— BEGIN DATA —

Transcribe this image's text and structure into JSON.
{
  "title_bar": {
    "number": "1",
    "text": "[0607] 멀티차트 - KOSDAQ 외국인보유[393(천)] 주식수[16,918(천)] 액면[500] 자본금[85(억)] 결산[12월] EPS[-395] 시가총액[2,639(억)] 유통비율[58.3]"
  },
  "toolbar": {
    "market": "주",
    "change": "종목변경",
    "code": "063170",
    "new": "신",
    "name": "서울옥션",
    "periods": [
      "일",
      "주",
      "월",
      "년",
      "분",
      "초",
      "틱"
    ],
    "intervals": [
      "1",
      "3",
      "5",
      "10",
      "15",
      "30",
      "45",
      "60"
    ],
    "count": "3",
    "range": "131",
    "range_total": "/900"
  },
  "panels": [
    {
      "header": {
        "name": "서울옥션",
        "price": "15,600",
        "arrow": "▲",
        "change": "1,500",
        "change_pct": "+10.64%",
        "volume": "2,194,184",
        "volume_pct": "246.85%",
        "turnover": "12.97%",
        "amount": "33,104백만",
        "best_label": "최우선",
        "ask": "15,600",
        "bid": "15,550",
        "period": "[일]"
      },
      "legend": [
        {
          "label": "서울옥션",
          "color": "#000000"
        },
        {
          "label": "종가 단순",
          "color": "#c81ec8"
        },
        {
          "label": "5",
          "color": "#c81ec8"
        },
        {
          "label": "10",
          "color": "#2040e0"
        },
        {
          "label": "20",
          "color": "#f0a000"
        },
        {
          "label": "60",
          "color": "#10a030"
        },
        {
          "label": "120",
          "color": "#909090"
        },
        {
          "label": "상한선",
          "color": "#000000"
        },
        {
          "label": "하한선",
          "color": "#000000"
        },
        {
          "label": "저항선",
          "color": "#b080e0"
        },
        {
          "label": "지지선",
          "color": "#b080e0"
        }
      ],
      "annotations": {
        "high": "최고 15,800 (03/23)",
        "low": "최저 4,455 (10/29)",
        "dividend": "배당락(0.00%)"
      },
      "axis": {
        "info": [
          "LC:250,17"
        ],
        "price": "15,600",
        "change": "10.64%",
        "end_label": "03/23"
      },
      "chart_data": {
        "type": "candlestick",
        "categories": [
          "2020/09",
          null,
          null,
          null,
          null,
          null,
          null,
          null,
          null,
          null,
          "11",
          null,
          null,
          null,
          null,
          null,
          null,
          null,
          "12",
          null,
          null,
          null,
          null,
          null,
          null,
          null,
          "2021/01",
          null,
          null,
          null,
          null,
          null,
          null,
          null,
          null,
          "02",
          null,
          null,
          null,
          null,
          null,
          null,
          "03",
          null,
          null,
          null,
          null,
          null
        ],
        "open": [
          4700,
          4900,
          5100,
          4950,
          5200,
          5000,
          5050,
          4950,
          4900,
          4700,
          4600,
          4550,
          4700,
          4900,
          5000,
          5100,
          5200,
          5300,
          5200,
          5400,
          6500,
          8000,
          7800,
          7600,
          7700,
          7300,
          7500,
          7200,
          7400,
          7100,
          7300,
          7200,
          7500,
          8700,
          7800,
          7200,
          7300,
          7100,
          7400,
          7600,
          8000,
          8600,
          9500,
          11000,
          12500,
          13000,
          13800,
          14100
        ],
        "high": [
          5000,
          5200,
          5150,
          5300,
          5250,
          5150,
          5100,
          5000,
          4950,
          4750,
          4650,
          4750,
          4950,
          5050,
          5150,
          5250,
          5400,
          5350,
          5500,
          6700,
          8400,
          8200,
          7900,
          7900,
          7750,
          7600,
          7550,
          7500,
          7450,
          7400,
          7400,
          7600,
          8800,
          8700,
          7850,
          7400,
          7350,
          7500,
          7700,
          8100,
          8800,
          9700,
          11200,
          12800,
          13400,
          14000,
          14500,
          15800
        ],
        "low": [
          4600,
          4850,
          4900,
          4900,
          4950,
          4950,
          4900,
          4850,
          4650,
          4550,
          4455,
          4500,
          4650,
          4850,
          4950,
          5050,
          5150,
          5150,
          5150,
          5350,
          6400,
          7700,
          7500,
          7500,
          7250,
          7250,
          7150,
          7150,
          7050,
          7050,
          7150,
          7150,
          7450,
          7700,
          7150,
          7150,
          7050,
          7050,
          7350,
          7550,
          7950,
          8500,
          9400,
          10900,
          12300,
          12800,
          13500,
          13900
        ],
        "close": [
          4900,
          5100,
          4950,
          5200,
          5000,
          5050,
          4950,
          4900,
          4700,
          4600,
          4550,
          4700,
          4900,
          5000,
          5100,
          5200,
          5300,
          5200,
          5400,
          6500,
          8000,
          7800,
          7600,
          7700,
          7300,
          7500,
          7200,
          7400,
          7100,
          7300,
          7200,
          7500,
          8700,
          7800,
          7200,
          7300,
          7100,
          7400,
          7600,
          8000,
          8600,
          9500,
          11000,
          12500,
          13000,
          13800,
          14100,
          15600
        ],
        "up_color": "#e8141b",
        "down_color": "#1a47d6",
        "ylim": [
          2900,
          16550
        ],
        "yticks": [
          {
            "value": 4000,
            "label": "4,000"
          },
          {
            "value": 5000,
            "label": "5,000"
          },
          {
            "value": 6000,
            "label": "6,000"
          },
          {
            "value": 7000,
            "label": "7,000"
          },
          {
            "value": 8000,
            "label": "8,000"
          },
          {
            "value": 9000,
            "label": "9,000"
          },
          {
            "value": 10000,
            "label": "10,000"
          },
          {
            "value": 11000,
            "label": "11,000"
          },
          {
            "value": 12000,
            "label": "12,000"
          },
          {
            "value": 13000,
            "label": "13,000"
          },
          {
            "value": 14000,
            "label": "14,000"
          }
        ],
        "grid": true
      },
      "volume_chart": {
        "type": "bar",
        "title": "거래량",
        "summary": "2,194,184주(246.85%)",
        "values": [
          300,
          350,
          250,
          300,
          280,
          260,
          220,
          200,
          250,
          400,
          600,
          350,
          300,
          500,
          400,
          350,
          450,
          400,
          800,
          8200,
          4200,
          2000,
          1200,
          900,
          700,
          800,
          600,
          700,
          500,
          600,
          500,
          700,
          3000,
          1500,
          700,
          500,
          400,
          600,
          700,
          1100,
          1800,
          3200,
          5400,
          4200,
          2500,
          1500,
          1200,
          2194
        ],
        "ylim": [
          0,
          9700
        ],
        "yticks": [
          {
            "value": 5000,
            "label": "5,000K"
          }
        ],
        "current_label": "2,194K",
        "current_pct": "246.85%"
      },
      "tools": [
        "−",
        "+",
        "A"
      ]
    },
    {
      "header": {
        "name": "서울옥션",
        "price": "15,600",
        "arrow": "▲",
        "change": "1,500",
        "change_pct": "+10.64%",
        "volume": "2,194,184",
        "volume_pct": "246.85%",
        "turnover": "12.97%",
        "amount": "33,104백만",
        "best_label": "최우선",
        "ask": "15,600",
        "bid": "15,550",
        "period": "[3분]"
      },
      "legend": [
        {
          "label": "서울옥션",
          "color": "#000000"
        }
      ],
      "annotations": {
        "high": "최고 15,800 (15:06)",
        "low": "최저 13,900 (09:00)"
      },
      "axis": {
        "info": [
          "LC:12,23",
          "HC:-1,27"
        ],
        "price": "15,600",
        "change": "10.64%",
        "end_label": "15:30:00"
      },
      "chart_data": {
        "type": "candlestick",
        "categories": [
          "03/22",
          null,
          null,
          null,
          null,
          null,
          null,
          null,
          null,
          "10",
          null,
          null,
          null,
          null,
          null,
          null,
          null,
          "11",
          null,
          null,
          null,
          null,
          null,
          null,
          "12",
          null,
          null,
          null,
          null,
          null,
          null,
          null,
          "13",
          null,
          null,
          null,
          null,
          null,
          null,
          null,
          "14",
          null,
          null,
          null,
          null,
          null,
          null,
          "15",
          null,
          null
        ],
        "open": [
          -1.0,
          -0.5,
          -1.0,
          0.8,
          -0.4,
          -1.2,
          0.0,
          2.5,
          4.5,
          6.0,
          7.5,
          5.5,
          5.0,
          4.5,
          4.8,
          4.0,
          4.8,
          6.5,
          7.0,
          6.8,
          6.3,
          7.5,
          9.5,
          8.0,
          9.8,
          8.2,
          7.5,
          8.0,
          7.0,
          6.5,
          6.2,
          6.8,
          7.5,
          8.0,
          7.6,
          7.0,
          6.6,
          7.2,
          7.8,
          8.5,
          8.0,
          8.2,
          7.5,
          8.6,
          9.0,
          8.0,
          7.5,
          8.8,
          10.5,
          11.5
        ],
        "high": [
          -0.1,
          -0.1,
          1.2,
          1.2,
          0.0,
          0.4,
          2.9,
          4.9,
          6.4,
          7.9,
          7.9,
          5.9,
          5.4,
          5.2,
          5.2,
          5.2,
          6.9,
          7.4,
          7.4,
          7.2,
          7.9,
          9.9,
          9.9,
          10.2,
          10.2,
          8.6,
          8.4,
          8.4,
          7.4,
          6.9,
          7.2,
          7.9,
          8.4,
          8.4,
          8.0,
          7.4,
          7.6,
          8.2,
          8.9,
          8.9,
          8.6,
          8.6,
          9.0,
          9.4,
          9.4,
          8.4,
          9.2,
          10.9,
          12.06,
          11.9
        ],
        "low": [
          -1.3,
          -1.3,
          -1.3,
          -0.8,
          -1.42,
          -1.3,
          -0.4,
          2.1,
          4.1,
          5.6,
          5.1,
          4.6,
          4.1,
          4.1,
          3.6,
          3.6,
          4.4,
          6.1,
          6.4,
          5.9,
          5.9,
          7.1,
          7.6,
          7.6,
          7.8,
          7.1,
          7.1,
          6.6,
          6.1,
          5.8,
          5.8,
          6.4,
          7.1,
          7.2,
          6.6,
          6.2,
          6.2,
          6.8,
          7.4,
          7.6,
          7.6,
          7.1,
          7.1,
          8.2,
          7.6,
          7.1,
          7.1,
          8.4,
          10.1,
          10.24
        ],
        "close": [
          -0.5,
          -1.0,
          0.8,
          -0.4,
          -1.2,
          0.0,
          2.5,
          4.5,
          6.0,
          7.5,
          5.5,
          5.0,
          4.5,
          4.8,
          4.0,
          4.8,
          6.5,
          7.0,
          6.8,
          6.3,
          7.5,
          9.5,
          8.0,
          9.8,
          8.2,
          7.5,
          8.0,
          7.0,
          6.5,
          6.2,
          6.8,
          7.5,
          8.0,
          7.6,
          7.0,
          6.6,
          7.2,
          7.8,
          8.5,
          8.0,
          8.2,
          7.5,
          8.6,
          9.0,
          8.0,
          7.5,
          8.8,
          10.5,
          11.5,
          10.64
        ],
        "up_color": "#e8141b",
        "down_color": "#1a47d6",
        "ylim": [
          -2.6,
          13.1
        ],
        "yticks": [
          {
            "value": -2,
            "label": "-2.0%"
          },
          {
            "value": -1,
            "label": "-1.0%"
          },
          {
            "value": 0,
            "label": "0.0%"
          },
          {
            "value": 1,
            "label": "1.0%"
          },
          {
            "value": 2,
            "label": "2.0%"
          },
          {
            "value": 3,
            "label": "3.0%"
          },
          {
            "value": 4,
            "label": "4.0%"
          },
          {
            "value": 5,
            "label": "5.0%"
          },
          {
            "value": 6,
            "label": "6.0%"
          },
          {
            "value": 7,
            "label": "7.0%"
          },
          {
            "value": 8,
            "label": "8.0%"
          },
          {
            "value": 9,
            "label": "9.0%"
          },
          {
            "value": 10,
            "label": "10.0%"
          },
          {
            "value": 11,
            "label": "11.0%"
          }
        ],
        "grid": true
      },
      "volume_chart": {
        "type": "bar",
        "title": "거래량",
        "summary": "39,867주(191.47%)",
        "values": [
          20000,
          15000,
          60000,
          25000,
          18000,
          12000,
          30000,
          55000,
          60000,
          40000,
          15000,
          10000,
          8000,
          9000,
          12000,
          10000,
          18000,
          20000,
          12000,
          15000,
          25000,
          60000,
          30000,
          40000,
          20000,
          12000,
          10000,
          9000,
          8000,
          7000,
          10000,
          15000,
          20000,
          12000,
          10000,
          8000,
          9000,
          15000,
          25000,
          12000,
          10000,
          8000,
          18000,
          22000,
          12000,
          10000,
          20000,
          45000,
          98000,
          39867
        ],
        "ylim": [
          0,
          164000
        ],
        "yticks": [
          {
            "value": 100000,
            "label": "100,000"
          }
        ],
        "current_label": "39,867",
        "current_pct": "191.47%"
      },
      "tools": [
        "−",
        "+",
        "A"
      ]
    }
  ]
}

— END DATA —

Copy every line that includes the string "text" from the material above.

Transcribe this image's text and structure into JSON.
    "text": "[0607] 멀티차트 - KOSDAQ 외국인보유[393(천)] 주식수[16,918(천)] 액면[500] 자본금[85(억)] 결산[12월] EPS[-395] 시가총액[2,639(억)] 유통비율[58.3]"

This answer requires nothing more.